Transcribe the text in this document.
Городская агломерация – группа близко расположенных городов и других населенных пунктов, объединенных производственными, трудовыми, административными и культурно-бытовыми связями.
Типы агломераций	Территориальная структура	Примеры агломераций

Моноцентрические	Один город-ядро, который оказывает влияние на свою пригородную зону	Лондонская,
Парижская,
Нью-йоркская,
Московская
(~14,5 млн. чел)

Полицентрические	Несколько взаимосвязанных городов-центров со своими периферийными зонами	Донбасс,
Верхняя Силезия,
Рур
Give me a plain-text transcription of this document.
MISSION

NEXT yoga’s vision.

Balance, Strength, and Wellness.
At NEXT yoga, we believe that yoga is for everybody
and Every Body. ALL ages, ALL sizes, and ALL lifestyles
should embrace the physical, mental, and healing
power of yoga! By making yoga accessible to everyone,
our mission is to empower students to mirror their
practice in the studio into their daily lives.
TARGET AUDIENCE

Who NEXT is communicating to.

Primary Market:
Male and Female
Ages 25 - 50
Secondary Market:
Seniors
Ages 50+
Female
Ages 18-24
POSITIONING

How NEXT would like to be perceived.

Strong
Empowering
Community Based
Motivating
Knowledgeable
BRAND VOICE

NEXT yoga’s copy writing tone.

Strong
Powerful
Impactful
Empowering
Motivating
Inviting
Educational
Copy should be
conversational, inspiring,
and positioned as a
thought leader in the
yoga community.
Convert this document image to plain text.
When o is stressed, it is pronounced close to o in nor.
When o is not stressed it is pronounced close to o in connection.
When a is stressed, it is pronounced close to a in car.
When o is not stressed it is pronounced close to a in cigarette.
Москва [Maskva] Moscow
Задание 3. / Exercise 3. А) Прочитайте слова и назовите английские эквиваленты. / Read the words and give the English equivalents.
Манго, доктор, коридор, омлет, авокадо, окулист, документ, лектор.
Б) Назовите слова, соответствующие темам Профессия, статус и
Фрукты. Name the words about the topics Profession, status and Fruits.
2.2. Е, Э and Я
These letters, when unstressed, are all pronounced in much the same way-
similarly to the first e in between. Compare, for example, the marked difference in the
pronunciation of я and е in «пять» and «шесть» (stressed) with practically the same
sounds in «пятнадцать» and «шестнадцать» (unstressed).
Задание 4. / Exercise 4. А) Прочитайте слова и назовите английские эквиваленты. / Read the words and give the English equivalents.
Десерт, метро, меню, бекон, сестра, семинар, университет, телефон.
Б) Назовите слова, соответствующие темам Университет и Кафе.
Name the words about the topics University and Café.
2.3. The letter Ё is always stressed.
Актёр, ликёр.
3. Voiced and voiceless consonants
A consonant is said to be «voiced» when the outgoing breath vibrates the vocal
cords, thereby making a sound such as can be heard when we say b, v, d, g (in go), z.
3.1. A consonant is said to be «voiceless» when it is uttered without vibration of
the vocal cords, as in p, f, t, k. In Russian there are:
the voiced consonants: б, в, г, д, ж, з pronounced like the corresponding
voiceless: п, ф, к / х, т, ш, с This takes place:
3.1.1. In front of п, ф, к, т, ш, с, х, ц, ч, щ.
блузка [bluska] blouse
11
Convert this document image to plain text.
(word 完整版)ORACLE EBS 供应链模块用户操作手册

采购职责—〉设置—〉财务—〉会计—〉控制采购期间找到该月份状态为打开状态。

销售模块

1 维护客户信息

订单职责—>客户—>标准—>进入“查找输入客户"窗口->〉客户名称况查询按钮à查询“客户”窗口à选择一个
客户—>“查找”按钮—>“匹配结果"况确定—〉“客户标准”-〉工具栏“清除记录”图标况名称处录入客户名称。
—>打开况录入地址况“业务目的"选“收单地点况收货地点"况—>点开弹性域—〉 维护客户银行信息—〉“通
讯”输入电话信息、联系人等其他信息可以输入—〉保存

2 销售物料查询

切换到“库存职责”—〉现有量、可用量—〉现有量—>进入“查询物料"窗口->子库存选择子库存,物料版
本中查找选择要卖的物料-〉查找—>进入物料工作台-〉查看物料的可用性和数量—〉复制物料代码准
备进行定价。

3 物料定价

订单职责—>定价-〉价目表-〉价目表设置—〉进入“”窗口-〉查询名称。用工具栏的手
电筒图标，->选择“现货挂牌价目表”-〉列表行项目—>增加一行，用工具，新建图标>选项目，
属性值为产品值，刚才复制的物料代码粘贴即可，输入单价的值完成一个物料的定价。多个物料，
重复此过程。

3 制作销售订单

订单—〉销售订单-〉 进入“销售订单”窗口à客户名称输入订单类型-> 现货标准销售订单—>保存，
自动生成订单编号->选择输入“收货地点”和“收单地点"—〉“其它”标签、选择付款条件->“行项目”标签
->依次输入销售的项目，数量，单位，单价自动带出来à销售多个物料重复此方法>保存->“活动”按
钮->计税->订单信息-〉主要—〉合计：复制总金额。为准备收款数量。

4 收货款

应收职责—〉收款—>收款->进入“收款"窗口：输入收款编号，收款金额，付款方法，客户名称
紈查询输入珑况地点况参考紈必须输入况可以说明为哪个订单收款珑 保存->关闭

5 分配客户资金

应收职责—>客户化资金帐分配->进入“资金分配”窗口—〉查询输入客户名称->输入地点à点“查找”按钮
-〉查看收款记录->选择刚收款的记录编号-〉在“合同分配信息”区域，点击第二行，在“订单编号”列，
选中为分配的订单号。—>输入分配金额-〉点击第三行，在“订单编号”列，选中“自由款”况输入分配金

• **PROBLEM DESCRIPTION**
Every entry must be output again, exactly as written above.

• **COMPLETED EXERCISE**
Transcribe the text in this document.
Городская агломерация – группа близко расположенных городов и других населенных пунктов, объединенных производственными, трудовыми, административными и культурно-бытовыми связями.
Типы агломераций	Территориальная структура	Примеры агломераций

Моноцентрические	Один город-ядро, который оказывает влияние на свою пригородную зону	Лондонская,
Парижская,
Нью-йоркская,
Московская
(~14,5 млн. чел)

Полицентрические	Несколько взаимосвязанных городов-центров со своими периферийными зонами	Донбасс,
Верхняя Силезия,
Рур
Give me a plain-text transcription of this document.
MISSION

NEXT yoga’s vision.

Balance, Strength, and Wellness.
At NEXT yoga, we believe that yoga is for everybody
and Every Body. ALL ages, ALL sizes, and ALL lifestyles
should embrace the physical, mental, and healing
power of yoga! By making yoga accessible to everyone,
our mission is to empower students to mirror their
practice in the studio into their daily lives.
TARGET AUDIENCE

Who NEXT is communicating to.

Primary Market:
Male and Female
Ages 25 - 50
Secondary Market:
Seniors
Ages 50+
Female
Ages 18-24
POSITIONING

How NEXT would like to be perceived.

Strong
Empowering
Community Based
Motivating
Knowledgeable
BRAND VOICE

NEXT yoga’s copy writing tone.

Strong
Powerful
Impactful
Empowering
Motivating
Inviting
Educational
Copy should be
conversational, inspiring,
and positioned as a
thought leader in the
yoga community.
Convert this document image to plain text.
When o is stressed, it is pronounced close to o in nor.
When o is not stressed it is pronounced close to o in connection.
When a is stressed, it is pronounced close to a in car.
When o is not stressed it is pronounced close to a in cigarette.
Москва [Maskva] Moscow
Задание 3. / Exercise 3. А) Прочитайте слова и назовите английские эквиваленты. / Read the words and give the English equivalents.
Манго, доктор, коридор, омлет, авокадо, окулист, документ, лектор.
Б) Назовите слова, соответствующие темам Профессия, статус и
Фрукты. Name the words about the topics Profession, status and Fruits.
2.2. Е, Э and Я
These letters, when unstressed, are all pronounced in much the same way-
similarly to the first e in between. Compare, for example, the marked difference in the
pronunciation of я and е in «пять» and «шесть» (stressed) with practically the same
sounds in «пятнадцать» and «шестнадцать» (unstressed).
Задание 4. / Exercise 4. А) Прочитайте слова и назовите английские эквиваленты. / Read the words and give the English equivalents.
Десерт, метро, меню, бекон, сестра, семинар, университет, телефон.
Б) Назовите слова, соответствующие темам Университет и Кафе.
Name the words about the topics University and Café.
2.3. The letter Ё is always stressed.
Актёр, ликёр.
3. Voiced and voiceless consonants
A consonant is said to be «voiced» when the outgoing breath vibrates the vocal
cords, thereby making a sound such as can be heard when we say b, v, d, g (in go), z.
3.1. A consonant is said to be «voiceless» when it is uttered without vibration of
the vocal cords, as in p, f, t, k. In Russian there are:
the voiced consonants: б, в, г, д, ж, з pronounced like the corresponding
voiceless: п, ф, к / х, т, ш, с This takes place:
3.1.1. In front of п, ф, к, т, ш, с, х, ц, ч, щ.
блузка [bluska] blouse
11
Convert this document image to plain text.
(word 完整版)ORACLE EBS 供应链模块用户操作手册

采购职责—〉设置—〉财务—〉会计—〉控制采购期间找到该月份状态为打开状态。

销售模块

1 维护客户信息

订单职责—>客户—>标准—>进入“查找输入客户"窗口->〉客户名称况查询按钮à查询“客户”窗口à选择一个
客户—>“查找”按钮—>“匹配结果"况确定—〉“客户标准”-〉工具栏“清除记录”图标况名称处录入客户名称。
—>打开况录入地址况“业务目的"选“收单地点况收货地点"况—>点开弹性域—〉 维护客户银行信息—〉“通
讯”输入电话信息、联系人等其他信息可以输入—〉保存

2 销售物料查询

切换到“库存职责”—〉现有量、可用量—〉现有量—>进入“查询物料"窗口->子库存选择子库存,物料版
本中查找选择要卖的物料-〉查找—>进入物料工作台-〉查看物料的可用性和数量—〉复制物料代码准
备进行定价。

3 物料定价

订单职责—>定价-〉价目表-〉价目表设置—〉进入“”窗口-〉查询名称。用工具栏的手
电筒图标，->选择“现货挂牌价目表”-〉列表行项目—>增加一行，用工具，新建图标>选项目，
属性值为产品值，刚才复制的物料代码粘贴即可，输入单价的值完成一个物料的定价。多个物料，
重复此过程。

3 制作销售订单

订单—〉销售订单-〉 进入“销售订单”窗口à客户名称输入订单类型-> 现货标准销售订单—>保存，
自动生成订单编号->选择输入“收货地点”和“收单地点"—〉“其它”标签、选择付款条件->“行项目”标签
->依次输入销售的项目，数量，单位，单价自动带出来à销售多个物料重复此方法>保存->“活动”按
钮->计税->订单信息-〉主要—〉合计：复制总金额。为准备收款数量。

4 收货款

应收职责—〉收款—>收款->进入“收款"窗口：输入收款编号，收款金额，付款方法，客户名称
紈查询输入珑况地点况参考紈必须输入况可以说明为哪个订单收款珑 保存->关闭

5 分配客户资金

应收职责—>客户化资金帐分配->进入“资金分配”窗口—〉查询输入客户名称->输入地点à点“查找”按钮
-〉查看收款记录->选择刚收款的记录编号-〉在“合同分配信息”区域，点击第二行，在“订单编号”列，
选中为分配的订单号。—>输入分配金额-〉点击第三行，在“订单编号”列，选中“自由款”况输入分配金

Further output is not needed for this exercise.